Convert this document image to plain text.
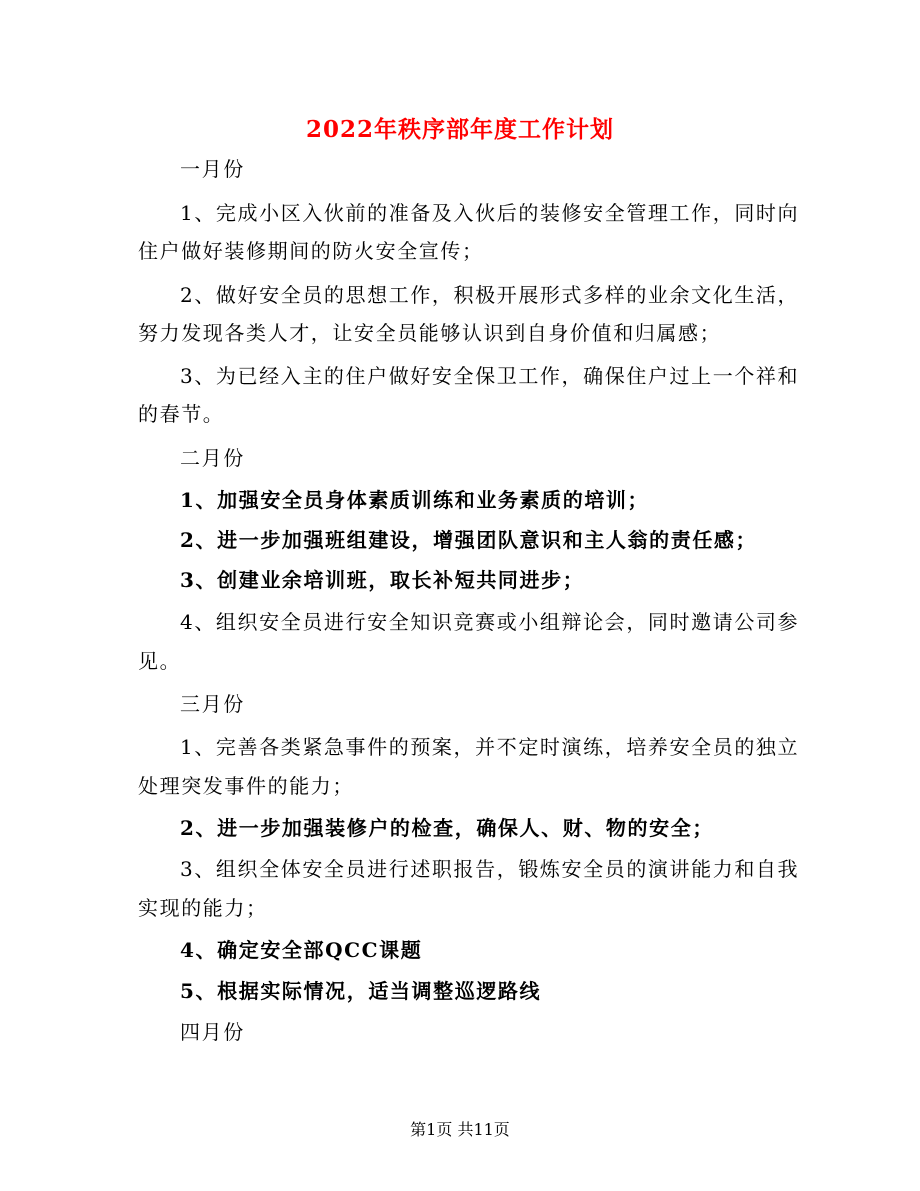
2022年秩序部年度工作计划
一月份
1、完成小区入伙前的准备及入伙后的装修安全管理工作，同时向
住户做好装修期间的防火安全宣传；
2、做好安全员的思想工作，积极开展形式多样的业余文化生活，
努力发现各类人才，让安全员能够认识到自身价值和归属感；
3、为已经入主的住户做好安全保卫工作，确保住户过上一个祥和
的春节。
二月份
1、加强安全员身体素质训练和业务素质的培训；
2、进一步加强班组建设，增强团队意识和主人翁的责任感；
3、创建业余培训班，取长补短共同进步；
4、组织安全员进行安全知识竞赛或小组辩论会，同时邀请公司参
见。
三月份
1、完善各类紧急事件的预案，并不定时演练，培养安全员的独立
处理突发事件的能力；
2、进一步加强装修户的检查，确保人、财、物的安全；
3、组织全体安全员进行述职报告，锻炼安全员的演讲能力和自我
实现的能力；
4、确定安全部QCC课题
5、根据实际情况，适当调整巡逻路线
四月份
第1页 共11页
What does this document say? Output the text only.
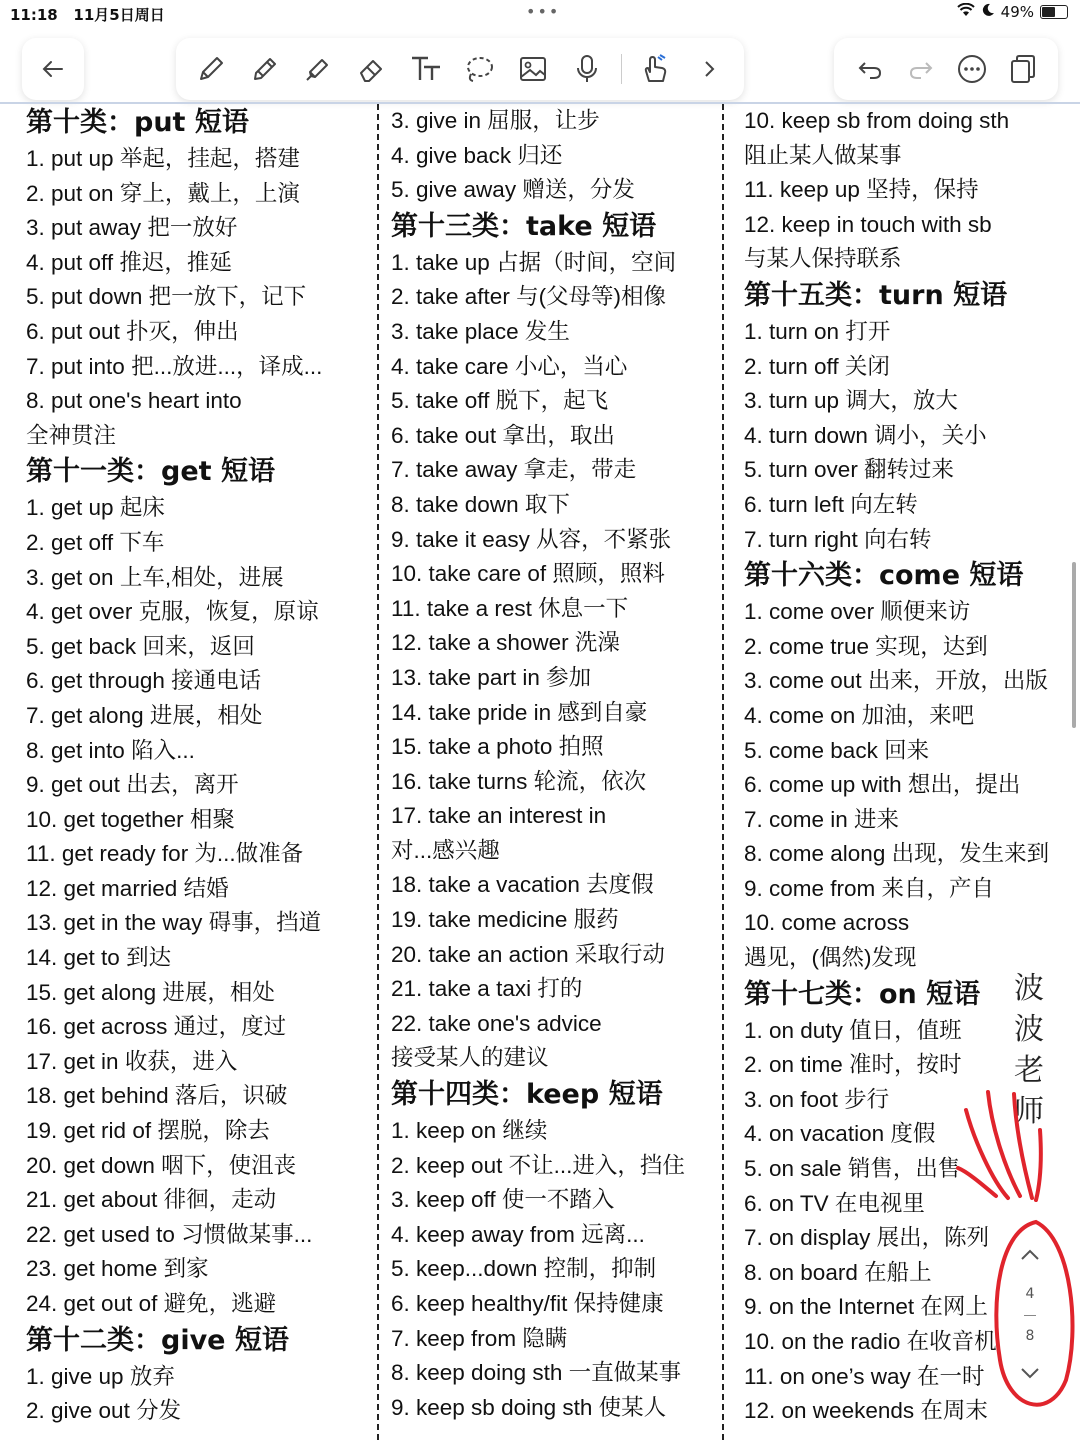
11:18 11月5日周日	•••	49%
第十类：put 短语
1. put up 举起，挂起，搭建
2. put on 穿上，戴上，上演
3. put away 把一放好
4. put off 推迟，推延
5. put down 把一放下，记下
6. put out 扑灭，伸出
7. put into 把...放进...，译成...
8. put one's heart into
全神贯注
第十一类：get 短语
1. get up 起床
2. get off 下车
3. get on 上车,相处，进展
4. get over 克服，恢复，原谅
5. get back 回来，返回
6. get through 接通电话
7. get along 进展，相处
8. get into 陷入...
9. get out 出去，离开
10. get together 相聚
11. get ready for 为...做准备
12. get married 结婚
13. get in the way 碍事，挡道
14. get to 到达
15. get along 进展，相处
16. get across 通过，度过
17. get in 收获，进入
18. get behind 落后，识破
19. get rid of 摆脱，除去
20. get down 咽下，使沮丧
21. get about 徘徊，走动
22. get used to 习惯做某事...
23. get home 到家
24. get out of 避免，逃避
第十二类：give 短语
1. give up 放弃
2. give out 分发
3. give in 屈服，让步
4. give back 归还
5. give away 赠送，分发
第十三类：take 短语
1. take up 占据（时间，空间
2. take after 与(父母等)相像
3. take place 发生
4. take care 小心，当心
5. take off 脱下，起飞
6. take out 拿出，取出
7. take away 拿走，带走
8. take down 取下
9. take it easy 从容，不紧张
10. take care of 照顾，照料
11. take a rest 休息一下
12. take a shower 洗澡
13. take part in 参加
14. take pride in 感到自豪
15. take a photo 拍照
16. take turns 轮流，依次
17. take an interest in
对...感兴趣
18. take a vacation 去度假
19. take medicine 服药
20. take an action 采取行动
21. take a taxi 打的
22. take one's advice
接受某人的建议
第十四类：keep 短语
1. keep on 继续
2. keep out 不让...进入，挡住
3. keep off 使一不踏入
4. keep away from 远离...
5. keep...down 控制，抑制
6. keep healthy/fit 保持健康
7. keep from 隐瞒
8. keep doing sth 一直做某事
9. keep sb doing sth 使某人
10. keep sb from doing sth
阻止某人做某事
11. keep up 坚持，保持
12. keep in touch with sb
与某人保持联系
第十五类：turn 短语
1. turn on 打开
2. turn off 关闭
3. turn up 调大，放大
4. turn down 调小，关小
5. turn over 翻转过来
6. turn left 向左转
7. turn right 向右转
第十六类：come 短语
1. come over 顺便来访
2. come true 实现，达到
3. come out 出来，开放，出版
4. come on 加油，来吧
5. come back 回来
6. come up with 想出，提出
7. come in 进来
8. come along 出现，发生来到
9. come from 来自，产自
10. come across
遇见，(偶然)发现
第十七类：on 短语
1. on duty 值日，值班
2. on time 准时，按时
3. on foot 步行
4. on vacation 度假
5. on sale 销售，出售
6. on TV 在电视里
7. on display 展出，陈列
8. on board 在船上
9. on the Internet 在网上
10. on the radio 在收音机
11. on one’s way 在一时
12. on weekends 在周末
波
波
老
师
4
8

☆ ☆ ☆

→ INSTRUCTIONS TO FOLLOW
Where a line in the material above holds "along", copy that line.

→ RESPONSE
7. get along 进展，相处
15. get along 进展，相处
8. come along 出现，发生来到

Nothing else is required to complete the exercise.